## Stated task
Below is a listing to write out in full, exactly as given, without its pictures.

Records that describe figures

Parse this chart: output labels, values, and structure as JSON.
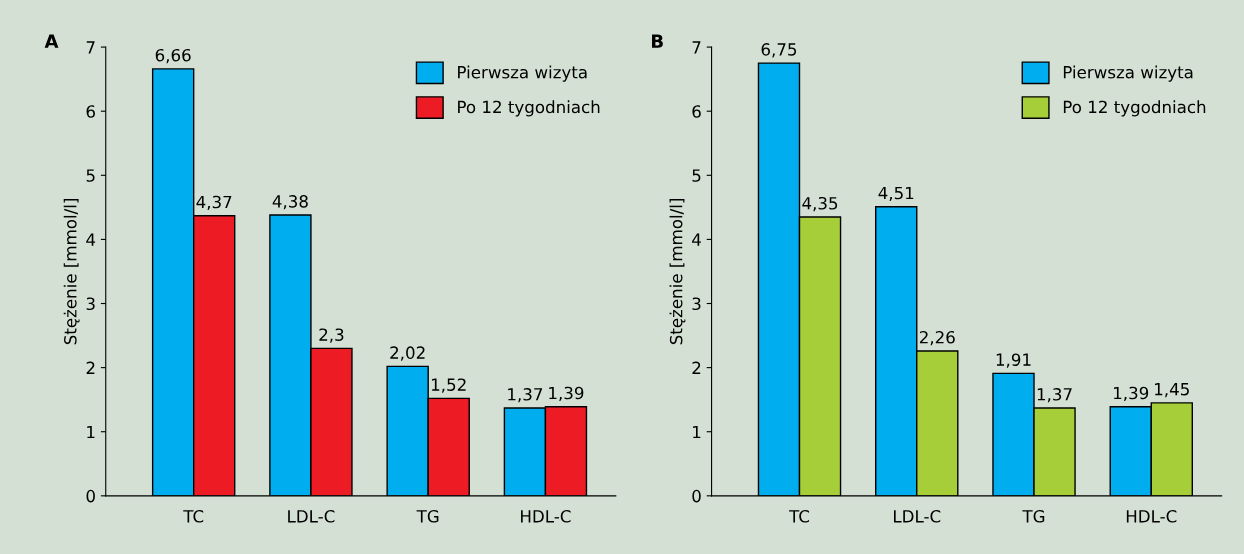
{
  "chart_data": [
    {
      "type": "bar",
      "title": "A",
      "ylabel": "Stężenie [mmol/l]",
      "categories": [
        "TC",
        "LDL-C",
        "TG",
        "HDL-C"
      ],
      "ylim": [
        0,
        7
      ],
      "yticks": [
        0,
        1,
        2,
        3,
        4,
        5,
        6,
        7
      ],
      "legend": "top right",
      "grid": false,
      "series": [
        {
          "name": "Pierwsza wizyta",
          "color": "#00aeef",
          "values": [
            6.66,
            4.38,
            2.02,
            1.37
          ],
          "value_labels": [
            "6,66",
            "4,38",
            "2,02",
            "1,37"
          ]
        },
        {
          "name": "Po 12 tygodniach",
          "color": "#ed1c24",
          "values": [
            4.37,
            2.3,
            1.52,
            1.39
          ],
          "value_labels": [
            "4,37",
            "2,3",
            "1,52",
            "1,39"
          ]
        }
      ]
    },
    {
      "type": "bar",
      "title": "B",
      "ylabel": "Stężenie [mmol/l]",
      "categories": [
        "TC",
        "LDL-C",
        "TG",
        "HDL-C"
      ],
      "ylim": [
        0,
        7
      ],
      "yticks": [
        0,
        1,
        2,
        3,
        4,
        5,
        6,
        7
      ],
      "legend": "top right",
      "grid": false,
      "series": [
        {
          "name": "Pierwsza wizyta",
          "color": "#00aeef",
          "values": [
            6.75,
            4.51,
            1.91,
            1.39
          ],
          "value_labels": [
            "6,75",
            "4,51",
            "1,91",
            "1,39"
          ]
        },
        {
          "name": "Po 12 tygodniach",
          "color": "#a6ce39",
          "values": [
            4.35,
            2.26,
            1.37,
            1.45
          ],
          "value_labels": [
            "4,35",
            "2,26",
            "1,37",
            "1,45"
          ]
        }
      ]
    }
  ]
}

## Written response
Parse this chart: output labels, values, and structure as JSON.
{
  "chart_data": [
    {
      "type": "bar",
      "title": "A",
      "ylabel": "Stężenie [mmol/l]",
      "categories": [
        "TC",
        "LDL-C",
        "TG",
        "HDL-C"
      ],
      "ylim": [
        0,
        7
      ],
      "yticks": [
        0,
        1,
        2,
        3,
        4,
        5,
        6,
        7
      ],
      "legend": "top right",
      "grid": false,
      "series": [
        {
          "name": "Pierwsza wizyta",
          "color": "#00aeef",
          "values": [
            6.66,
            4.38,
            2.02,
            1.37
          ],
          "value_labels": [
            "6,66",
            "4,38",
            "2,02",
            "1,37"
          ]
        },
        {
          "name": "Po 12 tygodniach",
          "color": "#ed1c24",
          "values": [
            4.37,
            2.3,
            1.52,
            1.39
          ],
          "value_labels": [
            "4,37",
            "2,3",
            "1,52",
            "1,39"
          ]
        }
      ]
    },
    {
      "type": "bar",
      "title": "B",
      "ylabel": "Stężenie [mmol/l]",
      "categories": [
        "TC",
        "LDL-C",
        "TG",
        "HDL-C"
      ],
      "ylim": [
        0,
        7
      ],
      "yticks": [
        0,
        1,
        2,
        3,
        4,
        5,
        6,
        7
      ],
      "legend": "top right",
      "grid": false,
      "series": [
        {
          "name": "Pierwsza wizyta",
          "color": "#00aeef",
          "values": [
            6.75,
            4.51,
            1.91,
            1.39
          ],
          "value_labels": [
            "6,75",
            "4,51",
            "1,91",
            "1,39"
          ]
        },
        {
          "name": "Po 12 tygodniach",
          "color": "#a6ce39",
          "values": [
            4.35,
            2.26,
            1.37,
            1.45
          ],
          "value_labels": [
            "4,35",
            "2,26",
            "1,37",
            "1,45"
          ]
        }
      ]
    }
  ]
}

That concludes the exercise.